[begin INPUT]
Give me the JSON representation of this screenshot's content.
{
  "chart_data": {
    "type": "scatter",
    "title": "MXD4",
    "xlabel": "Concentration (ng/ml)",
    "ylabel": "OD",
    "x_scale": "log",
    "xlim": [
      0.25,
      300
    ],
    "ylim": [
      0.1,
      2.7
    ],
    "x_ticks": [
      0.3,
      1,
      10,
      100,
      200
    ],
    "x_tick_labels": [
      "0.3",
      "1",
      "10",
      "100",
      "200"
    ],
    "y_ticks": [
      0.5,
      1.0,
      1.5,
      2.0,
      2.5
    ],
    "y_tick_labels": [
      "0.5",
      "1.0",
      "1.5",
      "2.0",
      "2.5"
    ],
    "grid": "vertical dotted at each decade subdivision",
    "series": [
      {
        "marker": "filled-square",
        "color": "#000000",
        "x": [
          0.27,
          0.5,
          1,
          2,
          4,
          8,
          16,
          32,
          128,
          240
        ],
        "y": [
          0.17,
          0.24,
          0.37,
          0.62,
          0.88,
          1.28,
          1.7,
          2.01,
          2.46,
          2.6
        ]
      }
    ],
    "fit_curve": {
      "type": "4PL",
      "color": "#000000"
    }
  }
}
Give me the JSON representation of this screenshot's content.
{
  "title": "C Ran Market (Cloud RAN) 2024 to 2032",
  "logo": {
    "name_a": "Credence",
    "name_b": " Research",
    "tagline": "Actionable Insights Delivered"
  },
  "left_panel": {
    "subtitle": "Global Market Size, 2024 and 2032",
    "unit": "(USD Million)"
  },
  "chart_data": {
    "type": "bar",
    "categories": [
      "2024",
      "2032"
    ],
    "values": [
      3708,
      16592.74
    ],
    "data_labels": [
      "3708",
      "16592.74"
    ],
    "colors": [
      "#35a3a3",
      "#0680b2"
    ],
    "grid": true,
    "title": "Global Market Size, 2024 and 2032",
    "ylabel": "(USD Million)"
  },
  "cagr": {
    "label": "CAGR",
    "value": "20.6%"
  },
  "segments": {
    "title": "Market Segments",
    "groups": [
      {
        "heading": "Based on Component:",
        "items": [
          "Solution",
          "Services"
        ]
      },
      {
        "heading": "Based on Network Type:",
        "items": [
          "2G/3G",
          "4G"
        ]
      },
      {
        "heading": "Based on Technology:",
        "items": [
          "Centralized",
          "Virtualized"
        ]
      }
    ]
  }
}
[end INPUT]
WHAT THIS TASK INVOLVES –
Of all the lines in the listing above, how many contain the word "Market"? Answer with the number alone.

EXPECTED ANSWER –
4